Copy every line of the data that contains the string "COMPARISON".

━━━ Entries supplied ━━━

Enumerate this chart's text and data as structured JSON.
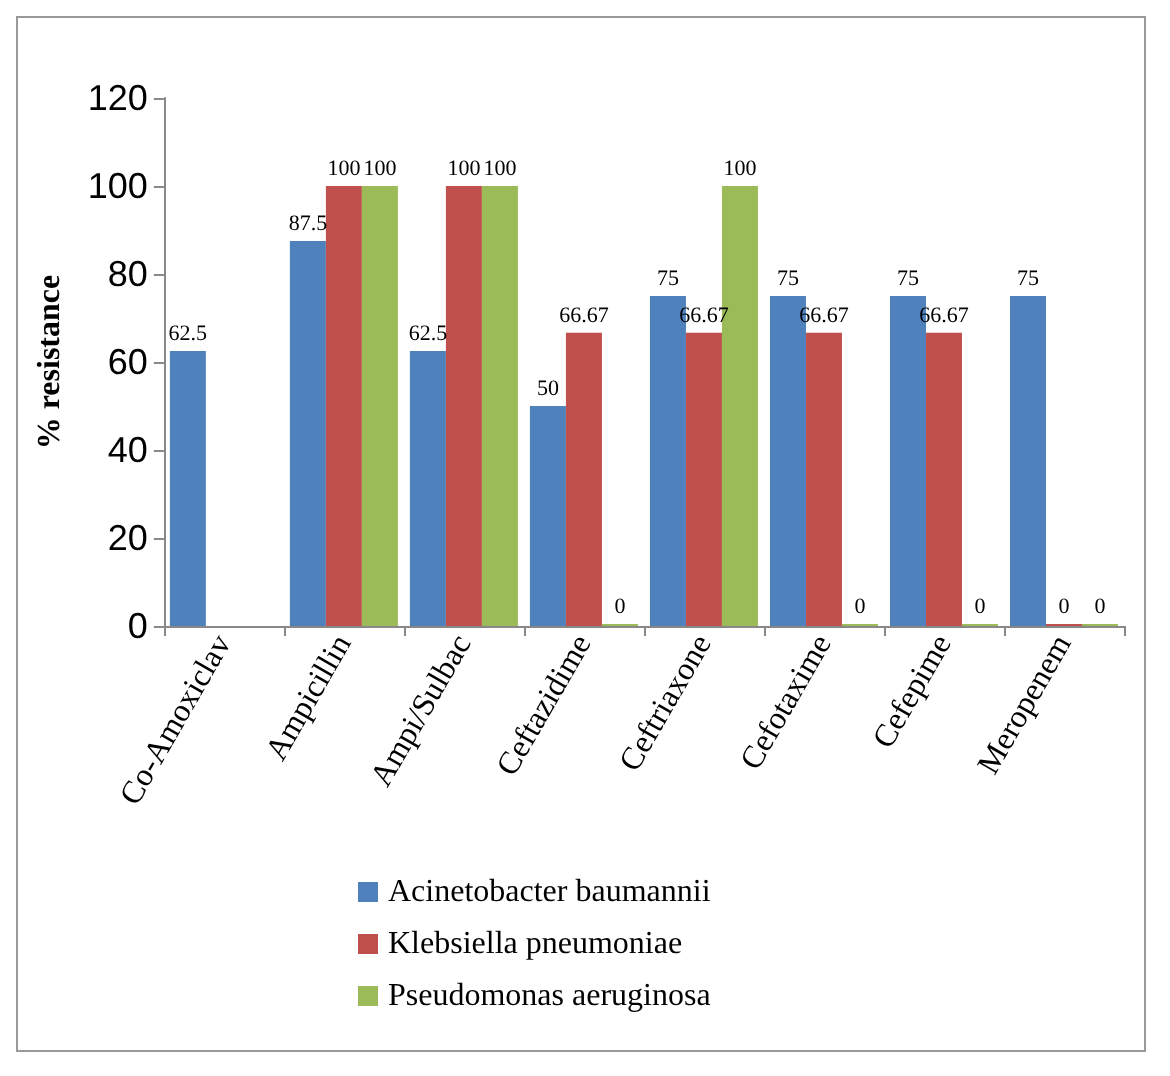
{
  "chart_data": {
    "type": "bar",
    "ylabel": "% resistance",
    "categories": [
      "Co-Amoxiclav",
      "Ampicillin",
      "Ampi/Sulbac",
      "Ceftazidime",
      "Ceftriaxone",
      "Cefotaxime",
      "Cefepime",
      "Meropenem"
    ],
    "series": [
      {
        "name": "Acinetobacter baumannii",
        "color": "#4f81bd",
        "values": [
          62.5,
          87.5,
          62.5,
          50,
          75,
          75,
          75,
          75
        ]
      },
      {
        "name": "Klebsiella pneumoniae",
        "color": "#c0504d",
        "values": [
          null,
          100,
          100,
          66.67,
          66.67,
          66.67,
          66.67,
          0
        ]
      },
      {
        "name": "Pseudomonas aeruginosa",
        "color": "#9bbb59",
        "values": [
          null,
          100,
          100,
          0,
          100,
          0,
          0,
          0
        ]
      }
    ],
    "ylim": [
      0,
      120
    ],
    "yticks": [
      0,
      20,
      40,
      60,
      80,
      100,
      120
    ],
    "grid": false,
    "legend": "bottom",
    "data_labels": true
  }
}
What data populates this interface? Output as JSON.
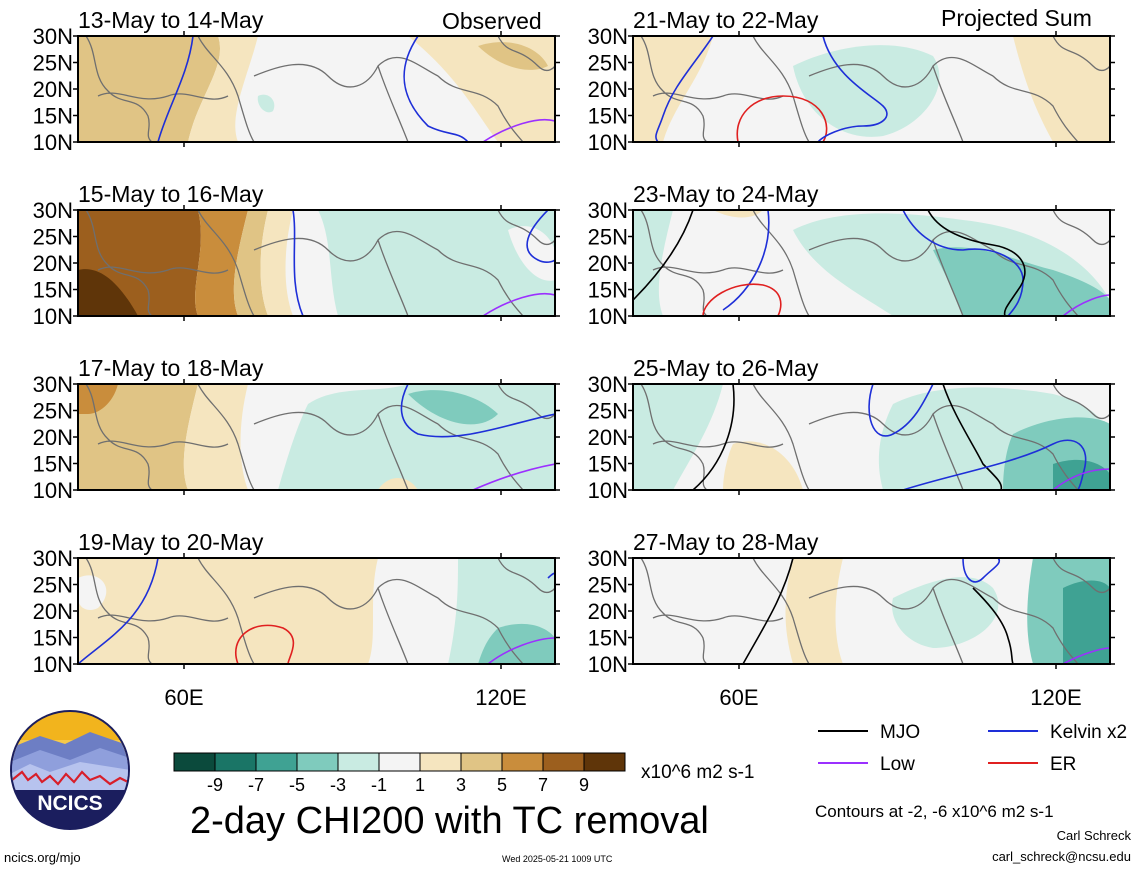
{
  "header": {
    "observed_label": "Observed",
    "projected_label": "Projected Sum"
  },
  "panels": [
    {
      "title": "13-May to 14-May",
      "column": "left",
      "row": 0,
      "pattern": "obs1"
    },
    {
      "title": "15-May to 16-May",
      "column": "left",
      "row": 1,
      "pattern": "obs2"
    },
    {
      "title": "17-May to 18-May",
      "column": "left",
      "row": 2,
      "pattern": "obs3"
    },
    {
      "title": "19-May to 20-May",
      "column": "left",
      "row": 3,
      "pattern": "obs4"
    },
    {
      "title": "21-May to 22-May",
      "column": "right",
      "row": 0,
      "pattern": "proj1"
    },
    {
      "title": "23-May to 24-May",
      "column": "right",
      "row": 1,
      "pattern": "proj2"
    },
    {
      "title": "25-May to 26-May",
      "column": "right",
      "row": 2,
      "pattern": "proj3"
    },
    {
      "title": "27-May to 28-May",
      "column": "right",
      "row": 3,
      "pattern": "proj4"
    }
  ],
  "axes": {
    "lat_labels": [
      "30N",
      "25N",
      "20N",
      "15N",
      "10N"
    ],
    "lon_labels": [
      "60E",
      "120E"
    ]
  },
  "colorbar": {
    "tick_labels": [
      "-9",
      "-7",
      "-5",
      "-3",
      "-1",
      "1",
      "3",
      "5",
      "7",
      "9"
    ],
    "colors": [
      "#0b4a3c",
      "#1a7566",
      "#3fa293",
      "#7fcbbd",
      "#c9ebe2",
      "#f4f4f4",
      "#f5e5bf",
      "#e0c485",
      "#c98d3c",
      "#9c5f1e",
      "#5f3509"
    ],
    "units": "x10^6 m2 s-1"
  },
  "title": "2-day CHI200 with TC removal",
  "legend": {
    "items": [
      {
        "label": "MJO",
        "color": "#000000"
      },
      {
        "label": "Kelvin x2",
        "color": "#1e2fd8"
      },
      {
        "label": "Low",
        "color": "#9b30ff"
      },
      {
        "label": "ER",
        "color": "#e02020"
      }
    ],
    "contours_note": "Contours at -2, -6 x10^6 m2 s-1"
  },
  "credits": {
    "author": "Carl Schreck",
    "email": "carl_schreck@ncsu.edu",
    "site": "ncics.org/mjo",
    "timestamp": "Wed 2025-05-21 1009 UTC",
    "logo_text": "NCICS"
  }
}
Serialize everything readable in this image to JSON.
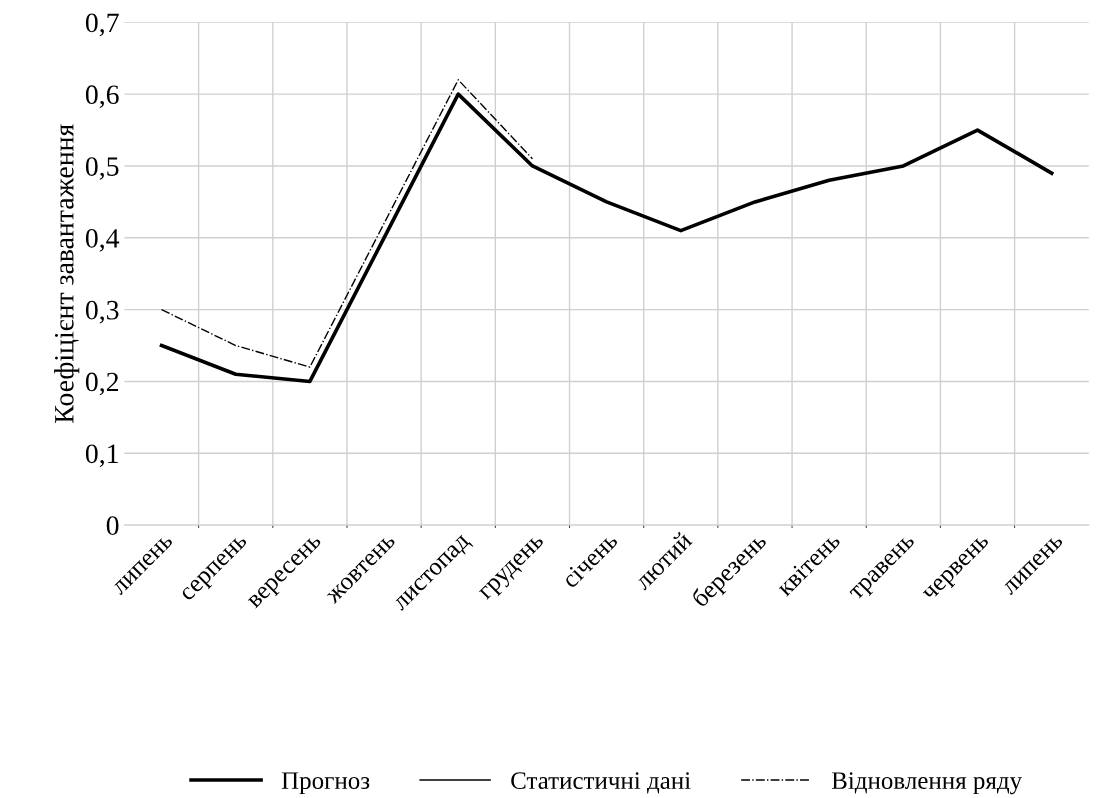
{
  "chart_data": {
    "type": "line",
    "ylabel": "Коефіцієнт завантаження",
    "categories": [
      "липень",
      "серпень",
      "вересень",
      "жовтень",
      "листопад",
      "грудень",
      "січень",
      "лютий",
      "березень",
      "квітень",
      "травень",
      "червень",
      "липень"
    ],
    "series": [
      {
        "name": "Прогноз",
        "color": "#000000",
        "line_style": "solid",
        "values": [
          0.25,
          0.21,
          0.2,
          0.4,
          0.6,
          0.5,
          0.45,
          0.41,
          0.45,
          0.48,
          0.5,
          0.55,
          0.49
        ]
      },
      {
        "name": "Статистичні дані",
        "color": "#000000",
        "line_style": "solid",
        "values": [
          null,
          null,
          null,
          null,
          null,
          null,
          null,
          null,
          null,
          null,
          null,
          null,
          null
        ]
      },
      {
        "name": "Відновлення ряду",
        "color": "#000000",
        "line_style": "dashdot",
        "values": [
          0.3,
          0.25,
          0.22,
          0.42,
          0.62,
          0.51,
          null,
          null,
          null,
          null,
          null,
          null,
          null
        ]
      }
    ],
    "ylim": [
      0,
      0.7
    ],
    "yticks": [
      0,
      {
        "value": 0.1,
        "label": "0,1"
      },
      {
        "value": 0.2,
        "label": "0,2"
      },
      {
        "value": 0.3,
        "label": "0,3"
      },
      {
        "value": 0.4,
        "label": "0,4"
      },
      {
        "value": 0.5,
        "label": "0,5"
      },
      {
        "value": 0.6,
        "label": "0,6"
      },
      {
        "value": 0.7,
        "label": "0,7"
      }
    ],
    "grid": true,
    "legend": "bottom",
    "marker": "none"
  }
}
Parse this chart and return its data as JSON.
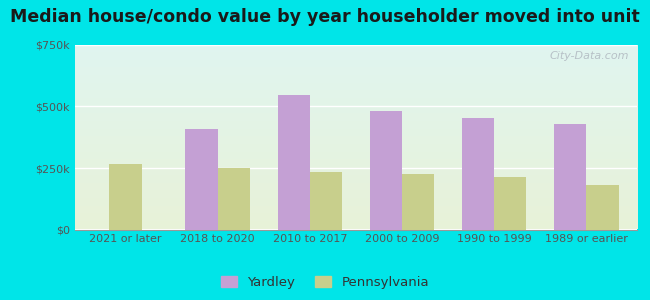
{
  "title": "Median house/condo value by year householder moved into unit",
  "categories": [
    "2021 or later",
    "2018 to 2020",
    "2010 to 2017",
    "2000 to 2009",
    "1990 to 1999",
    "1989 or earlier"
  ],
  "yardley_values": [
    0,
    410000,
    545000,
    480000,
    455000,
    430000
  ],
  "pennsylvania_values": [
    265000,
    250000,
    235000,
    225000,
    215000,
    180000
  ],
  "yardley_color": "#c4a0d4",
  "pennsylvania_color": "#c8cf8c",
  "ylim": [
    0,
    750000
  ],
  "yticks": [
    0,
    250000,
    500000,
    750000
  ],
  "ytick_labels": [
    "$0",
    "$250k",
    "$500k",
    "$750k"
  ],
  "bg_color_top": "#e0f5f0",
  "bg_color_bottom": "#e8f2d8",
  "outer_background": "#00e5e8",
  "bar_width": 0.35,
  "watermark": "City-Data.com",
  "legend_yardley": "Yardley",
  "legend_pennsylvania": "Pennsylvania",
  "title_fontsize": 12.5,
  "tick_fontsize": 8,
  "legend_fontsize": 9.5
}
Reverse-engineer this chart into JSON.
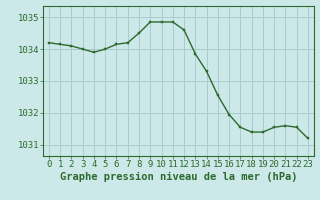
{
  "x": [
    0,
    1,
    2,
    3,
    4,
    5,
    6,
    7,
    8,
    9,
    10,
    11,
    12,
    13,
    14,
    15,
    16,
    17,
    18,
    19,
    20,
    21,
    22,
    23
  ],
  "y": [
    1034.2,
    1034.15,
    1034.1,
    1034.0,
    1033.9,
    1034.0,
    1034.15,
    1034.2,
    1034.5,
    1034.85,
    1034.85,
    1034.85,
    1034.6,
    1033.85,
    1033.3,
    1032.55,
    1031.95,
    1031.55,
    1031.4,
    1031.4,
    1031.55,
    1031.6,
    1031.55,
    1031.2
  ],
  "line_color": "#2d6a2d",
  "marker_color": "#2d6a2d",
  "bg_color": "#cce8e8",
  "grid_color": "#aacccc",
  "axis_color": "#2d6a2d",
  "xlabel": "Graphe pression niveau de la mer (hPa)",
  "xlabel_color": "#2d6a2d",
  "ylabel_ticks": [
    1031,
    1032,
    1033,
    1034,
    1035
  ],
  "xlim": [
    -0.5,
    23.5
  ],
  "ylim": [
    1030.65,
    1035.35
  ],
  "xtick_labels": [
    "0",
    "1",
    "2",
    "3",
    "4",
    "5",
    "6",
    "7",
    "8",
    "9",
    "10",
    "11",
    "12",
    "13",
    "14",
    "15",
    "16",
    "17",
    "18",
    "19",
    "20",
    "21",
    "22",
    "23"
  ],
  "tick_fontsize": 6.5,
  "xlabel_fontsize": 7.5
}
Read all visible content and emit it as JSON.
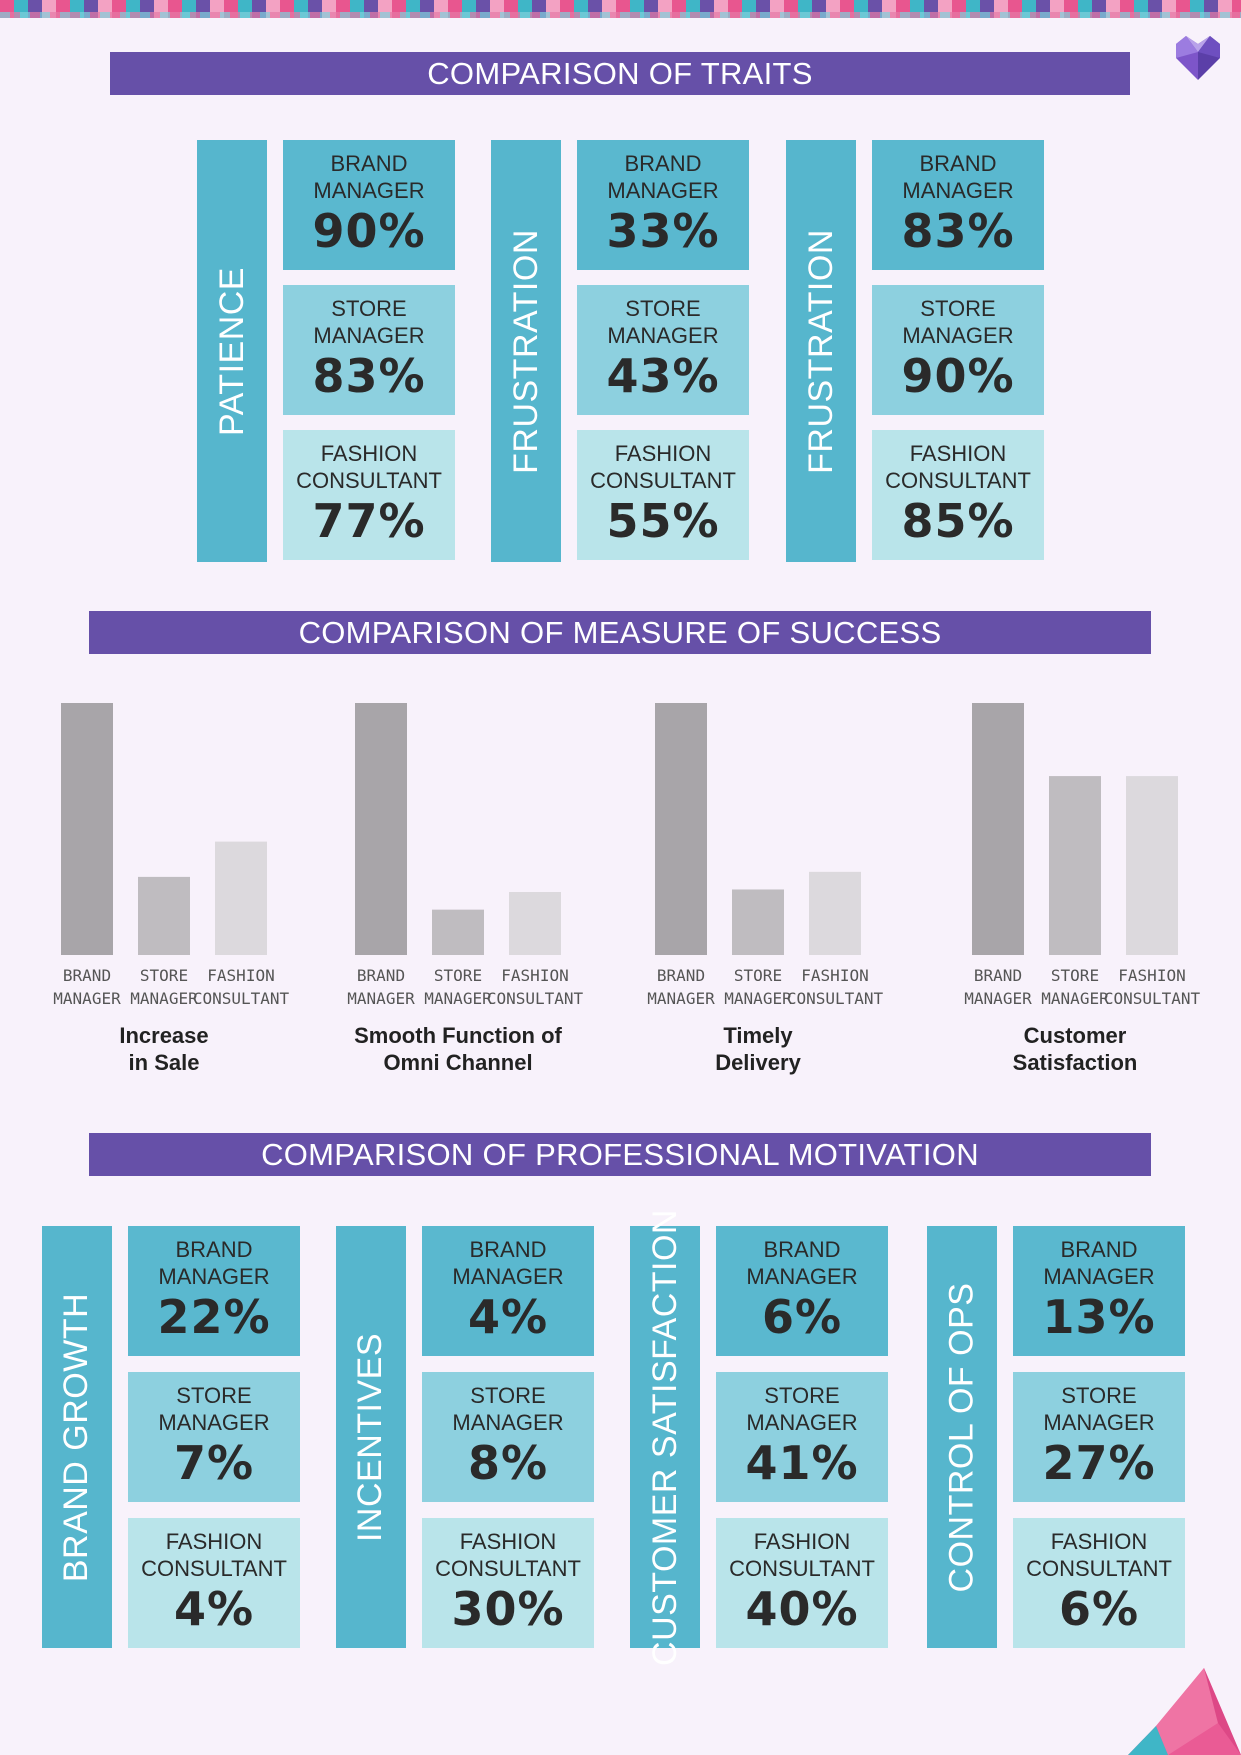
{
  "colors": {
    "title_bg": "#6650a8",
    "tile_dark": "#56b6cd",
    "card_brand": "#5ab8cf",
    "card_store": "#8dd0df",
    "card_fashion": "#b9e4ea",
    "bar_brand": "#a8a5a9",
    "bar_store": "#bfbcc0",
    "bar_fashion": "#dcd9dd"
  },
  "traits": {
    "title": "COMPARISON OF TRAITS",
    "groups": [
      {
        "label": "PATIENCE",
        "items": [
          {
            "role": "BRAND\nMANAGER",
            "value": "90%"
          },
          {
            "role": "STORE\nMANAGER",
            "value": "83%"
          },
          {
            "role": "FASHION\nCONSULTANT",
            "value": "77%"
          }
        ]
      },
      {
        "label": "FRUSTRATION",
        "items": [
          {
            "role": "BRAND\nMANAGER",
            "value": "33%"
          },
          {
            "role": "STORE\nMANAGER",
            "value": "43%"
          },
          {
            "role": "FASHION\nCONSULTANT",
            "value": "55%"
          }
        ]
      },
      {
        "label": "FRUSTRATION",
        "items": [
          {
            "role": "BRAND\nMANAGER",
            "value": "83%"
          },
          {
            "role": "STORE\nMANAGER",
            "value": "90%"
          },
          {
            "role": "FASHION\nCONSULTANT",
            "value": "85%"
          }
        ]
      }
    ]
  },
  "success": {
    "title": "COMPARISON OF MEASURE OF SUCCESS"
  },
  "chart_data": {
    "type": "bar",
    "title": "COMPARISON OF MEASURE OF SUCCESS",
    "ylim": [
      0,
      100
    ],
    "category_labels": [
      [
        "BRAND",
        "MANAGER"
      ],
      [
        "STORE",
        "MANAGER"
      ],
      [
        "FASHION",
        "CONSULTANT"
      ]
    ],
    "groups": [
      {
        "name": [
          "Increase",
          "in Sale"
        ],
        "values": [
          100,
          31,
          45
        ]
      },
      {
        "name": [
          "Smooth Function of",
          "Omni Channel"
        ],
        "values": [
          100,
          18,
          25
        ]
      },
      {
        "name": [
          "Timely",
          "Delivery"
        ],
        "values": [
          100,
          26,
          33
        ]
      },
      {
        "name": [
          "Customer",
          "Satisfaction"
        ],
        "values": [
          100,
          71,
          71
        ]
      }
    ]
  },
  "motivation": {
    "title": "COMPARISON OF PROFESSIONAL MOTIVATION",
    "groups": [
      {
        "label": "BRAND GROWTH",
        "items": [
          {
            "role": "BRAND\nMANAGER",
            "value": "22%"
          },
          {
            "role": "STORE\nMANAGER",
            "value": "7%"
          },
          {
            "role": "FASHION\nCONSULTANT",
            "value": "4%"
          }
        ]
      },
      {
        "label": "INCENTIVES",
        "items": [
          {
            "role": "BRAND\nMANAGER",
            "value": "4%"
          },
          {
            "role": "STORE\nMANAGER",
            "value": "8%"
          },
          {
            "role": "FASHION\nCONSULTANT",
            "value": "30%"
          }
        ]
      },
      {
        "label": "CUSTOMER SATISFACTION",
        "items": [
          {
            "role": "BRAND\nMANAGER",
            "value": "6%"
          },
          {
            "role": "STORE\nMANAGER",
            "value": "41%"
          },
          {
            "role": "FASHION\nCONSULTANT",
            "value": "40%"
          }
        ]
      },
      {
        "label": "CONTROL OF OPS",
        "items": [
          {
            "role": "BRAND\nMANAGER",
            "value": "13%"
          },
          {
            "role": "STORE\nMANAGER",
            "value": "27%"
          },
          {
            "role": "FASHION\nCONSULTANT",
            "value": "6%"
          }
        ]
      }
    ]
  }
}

━━━

> **Solved exercise**
    "title": "COMPARISON OF TRAITS",
    "title": "COMPARISON OF MEASURE OF SUCCESS"
    "title": "COMPARISON OF MEASURE OF SUCCESS",
    "title": "COMPARISON OF PROFESSIONAL MOTIVATION",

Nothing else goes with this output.